### [Tâche à faire 1]
Actualisez le passage du texte sur les recommandations du Shift Project allant de « En ce qui concerne » jusqu'à « particulièrement de l’électrification. » inclus, en remplaçant « télétravail » par « travail à distance ».
### [Tâche à faire 2]
D'après le texte sur les recommandations du Shift Project :
(a) Quelle baisse des émissions liées à la consommation d'énergies les mesures sur les bâtiments pourraient-elles entraîner ?
(b) Quelle baisse des émissions est attendue pour le poste des déchets ?
(c) À combien pourraient se monter les économies d'émissions pour les dispositifs médicaux ?

### [Texte de la page]
= = = =

Concernant les bâtiments, le rapport du Shift Project préconise de massifier la rénovation thermique des bâtiments hospitaliers et médico-sociaux et de réaliser un passage systématique des systèmes de chauffage et/ou de production d’eau chaude au gaz et au fioul à des sources d’énergie bas-carbone, tout en formant les professionnels de santé afin de réduire les usages / consommations. L’ensemble des mesures préconisées par le Shift Project sur la partie liée aux bâtiments pourrait entrainer une baisse de 85 % des émissions associées à la consommation d’énergies comme le gaz, le fuel ou encore l’électricité.
En ce qui concerne les déplacements, le Shift Project met en avant les actions suivantes : co-construire, rédiger et déployer un plan de mobilité de l’établissement ou du groupe sanitaire / médico-social, faire la promotion des mobilités actives (vélo et marche à pied) et des transports en commun, inciter au covoiturage, faciliter le recours au télétravail pour le personnel administratif et les chercheurs, remplacer les véhicules thermiques (ambulances, véhicules sanitaires légers…) par des véhicules électriques en priorisant des véhicules d’occasion quand c’est possible, et développer la télémédecine pour les consultations pouvant être traitées sous forme de télé-expertise. 94 % des émissions de CO2 liées aux déplacements pourraient ainsi être évitées selon le Shift Project, en tenant compte de l’évolution des véhicules et particulièrement de l’électrification.
En matière de déchets, le Shift Project recommande de soutenir le développement de la production en France et l’usage de matériels / dispositifs médicaux réutilisables, de développer les filières de recyclage des dispositifs à usage unique, de réduire la proportion de Déchets d’Activité de Soin à Risque Infectieux (DASRI) et de faire appliquer et contrôler l’obligation de composter ou valoriser ses biodéchets, ce qui pourrait générer une baisse de 14 % des émissions sur ce poste.
Les médicaments et dispositifs médicaux également concernés
Sur le volet « médicaments », le Shift Project préconise de conditionner la délivrance ou le renouvellement de l’Autorisation de mise sur le marché (AMM) à la publication du contenu carbone du médicament, de mettre en place une politique d’achats éco-responsables (pour tous les équipements et services) et rendre obligatoire l’empreinte carbone par produit dans les appels d’offres, tout en diminuer le recours aux médicaments et en réduisant la quantité de Médicaments Non Utilisés (MNU). Les bénéfices en termes d’émissions pourraient être de 63 %.
Enfin, la partie relative aux dispositifs médicaux prévoit de conditionner la délivrance ou le renouvellement du marquage CE à la publication du contenu carbone du dispositif médical, d’impliquer des professionnels et sociétés savantes dans l’adaptation des pratiques moins consommatrices d’équipements et matériels médicaux et de diminuer le recours aux dispositifs médicaux, en encourageant leur réutilisation lorsque cela est possible. Les économies d’émissions pourraient se monter à 67 %.

= = = =

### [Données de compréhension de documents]
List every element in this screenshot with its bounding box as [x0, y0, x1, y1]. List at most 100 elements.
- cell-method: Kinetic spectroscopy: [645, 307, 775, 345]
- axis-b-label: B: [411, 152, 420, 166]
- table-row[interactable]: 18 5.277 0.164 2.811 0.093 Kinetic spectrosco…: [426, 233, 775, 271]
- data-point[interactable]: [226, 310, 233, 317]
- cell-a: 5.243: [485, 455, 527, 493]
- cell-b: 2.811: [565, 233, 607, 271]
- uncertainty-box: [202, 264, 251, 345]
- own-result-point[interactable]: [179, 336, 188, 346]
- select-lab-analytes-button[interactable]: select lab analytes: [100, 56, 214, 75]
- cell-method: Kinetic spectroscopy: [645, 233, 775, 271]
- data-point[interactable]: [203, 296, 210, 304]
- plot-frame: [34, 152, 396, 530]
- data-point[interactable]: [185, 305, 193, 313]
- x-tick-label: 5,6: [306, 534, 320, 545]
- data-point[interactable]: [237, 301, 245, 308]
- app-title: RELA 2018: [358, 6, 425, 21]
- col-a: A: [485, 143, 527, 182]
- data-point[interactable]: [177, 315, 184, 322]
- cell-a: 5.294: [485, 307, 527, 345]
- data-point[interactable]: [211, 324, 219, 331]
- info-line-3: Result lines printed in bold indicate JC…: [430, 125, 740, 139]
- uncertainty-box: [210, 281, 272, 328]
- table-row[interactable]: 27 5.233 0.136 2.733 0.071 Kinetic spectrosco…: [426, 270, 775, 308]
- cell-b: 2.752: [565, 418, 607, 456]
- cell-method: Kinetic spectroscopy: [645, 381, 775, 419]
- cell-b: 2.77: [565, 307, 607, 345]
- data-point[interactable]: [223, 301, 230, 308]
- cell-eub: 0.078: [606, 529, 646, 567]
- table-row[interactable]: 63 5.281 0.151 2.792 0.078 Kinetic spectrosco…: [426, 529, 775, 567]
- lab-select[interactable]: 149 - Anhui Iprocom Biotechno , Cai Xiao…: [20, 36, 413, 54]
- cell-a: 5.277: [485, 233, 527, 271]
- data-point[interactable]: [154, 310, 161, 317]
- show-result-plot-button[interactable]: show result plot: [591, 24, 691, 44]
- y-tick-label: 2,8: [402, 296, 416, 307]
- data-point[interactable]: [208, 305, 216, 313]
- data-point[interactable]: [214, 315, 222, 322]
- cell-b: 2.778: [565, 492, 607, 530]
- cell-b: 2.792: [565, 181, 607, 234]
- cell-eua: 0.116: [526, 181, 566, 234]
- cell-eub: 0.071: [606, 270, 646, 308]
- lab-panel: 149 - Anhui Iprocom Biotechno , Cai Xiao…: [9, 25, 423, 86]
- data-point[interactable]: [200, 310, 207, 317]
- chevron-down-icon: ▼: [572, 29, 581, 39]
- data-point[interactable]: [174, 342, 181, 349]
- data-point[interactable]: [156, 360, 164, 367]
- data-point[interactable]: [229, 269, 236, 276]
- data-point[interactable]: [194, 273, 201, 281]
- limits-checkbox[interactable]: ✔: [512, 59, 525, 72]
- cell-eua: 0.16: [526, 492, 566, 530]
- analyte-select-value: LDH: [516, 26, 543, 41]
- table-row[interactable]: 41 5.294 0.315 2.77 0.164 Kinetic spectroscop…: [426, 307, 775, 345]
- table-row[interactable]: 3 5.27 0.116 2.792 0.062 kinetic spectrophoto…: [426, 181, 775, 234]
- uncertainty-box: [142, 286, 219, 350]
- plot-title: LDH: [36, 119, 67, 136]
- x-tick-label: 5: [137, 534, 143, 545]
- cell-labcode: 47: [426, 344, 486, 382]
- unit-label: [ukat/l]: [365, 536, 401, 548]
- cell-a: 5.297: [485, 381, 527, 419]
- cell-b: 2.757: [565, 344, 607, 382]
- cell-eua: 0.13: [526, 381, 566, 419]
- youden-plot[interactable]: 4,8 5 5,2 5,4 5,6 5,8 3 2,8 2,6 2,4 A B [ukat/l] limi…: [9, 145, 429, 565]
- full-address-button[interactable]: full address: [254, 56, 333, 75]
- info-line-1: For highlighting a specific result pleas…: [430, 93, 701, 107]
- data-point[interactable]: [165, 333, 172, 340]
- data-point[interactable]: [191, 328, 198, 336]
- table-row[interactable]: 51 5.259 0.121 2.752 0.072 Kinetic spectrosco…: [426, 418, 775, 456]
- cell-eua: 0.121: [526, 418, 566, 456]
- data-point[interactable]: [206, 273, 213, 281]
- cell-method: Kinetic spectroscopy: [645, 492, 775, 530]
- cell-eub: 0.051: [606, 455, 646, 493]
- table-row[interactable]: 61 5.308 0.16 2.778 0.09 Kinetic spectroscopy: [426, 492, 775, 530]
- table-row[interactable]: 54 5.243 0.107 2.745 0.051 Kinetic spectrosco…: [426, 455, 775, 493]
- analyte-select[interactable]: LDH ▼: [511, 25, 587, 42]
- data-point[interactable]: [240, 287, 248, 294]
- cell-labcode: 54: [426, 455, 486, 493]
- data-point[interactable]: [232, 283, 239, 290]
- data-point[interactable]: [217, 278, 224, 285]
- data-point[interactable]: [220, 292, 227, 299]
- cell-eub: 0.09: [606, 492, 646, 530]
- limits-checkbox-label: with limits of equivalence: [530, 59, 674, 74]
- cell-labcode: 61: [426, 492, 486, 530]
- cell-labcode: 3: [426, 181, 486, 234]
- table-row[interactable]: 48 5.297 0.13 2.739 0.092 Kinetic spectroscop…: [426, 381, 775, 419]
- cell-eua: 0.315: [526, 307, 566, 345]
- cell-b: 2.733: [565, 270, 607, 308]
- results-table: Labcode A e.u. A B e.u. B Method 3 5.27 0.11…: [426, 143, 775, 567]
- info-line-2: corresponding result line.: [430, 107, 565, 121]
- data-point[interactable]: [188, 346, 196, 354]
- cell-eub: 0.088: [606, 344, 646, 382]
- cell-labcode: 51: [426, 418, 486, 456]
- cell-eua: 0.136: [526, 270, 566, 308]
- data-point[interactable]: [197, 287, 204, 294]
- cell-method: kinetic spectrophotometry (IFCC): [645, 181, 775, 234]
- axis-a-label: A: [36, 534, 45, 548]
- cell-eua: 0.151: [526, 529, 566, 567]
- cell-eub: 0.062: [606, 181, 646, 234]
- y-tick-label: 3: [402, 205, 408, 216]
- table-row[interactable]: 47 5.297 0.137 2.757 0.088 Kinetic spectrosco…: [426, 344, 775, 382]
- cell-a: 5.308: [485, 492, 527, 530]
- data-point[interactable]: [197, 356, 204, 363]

= = = =

### [Réponse 1]
En ce qui concerne les déplacements, le Shift Project met en avant les actions suivantes : co-construire, rédiger et déployer un plan de mobilité de l’établissement ou du groupe sanitaire / médico-social, faire la promotion des mobilités actives (vélo et marche à pied) et des transports en commun, inciter au covoiturage, faciliter le recours au travail à distance pour le personnel administratif et les chercheurs, remplacer les véhicules thermiques (ambulances, véhicules sanitaires légers…) par des véhicules électriques en priorisant des véhicules d’occasion quand c’est possible, et développer la télémédecine pour les consultations pouvant être traitées sous forme de télé-expertise. 94 % des émissions de CO2 liées aux déplacements pourraient ainsi être évitées selon le Shift Project, en tenant compte de l’évolution des véhicules et particulièrement de l’électrification.

### [Réponse 2]
(a) Une baisse de 85 %.
(b) Une baisse de 14 %.
(c) À 67 %.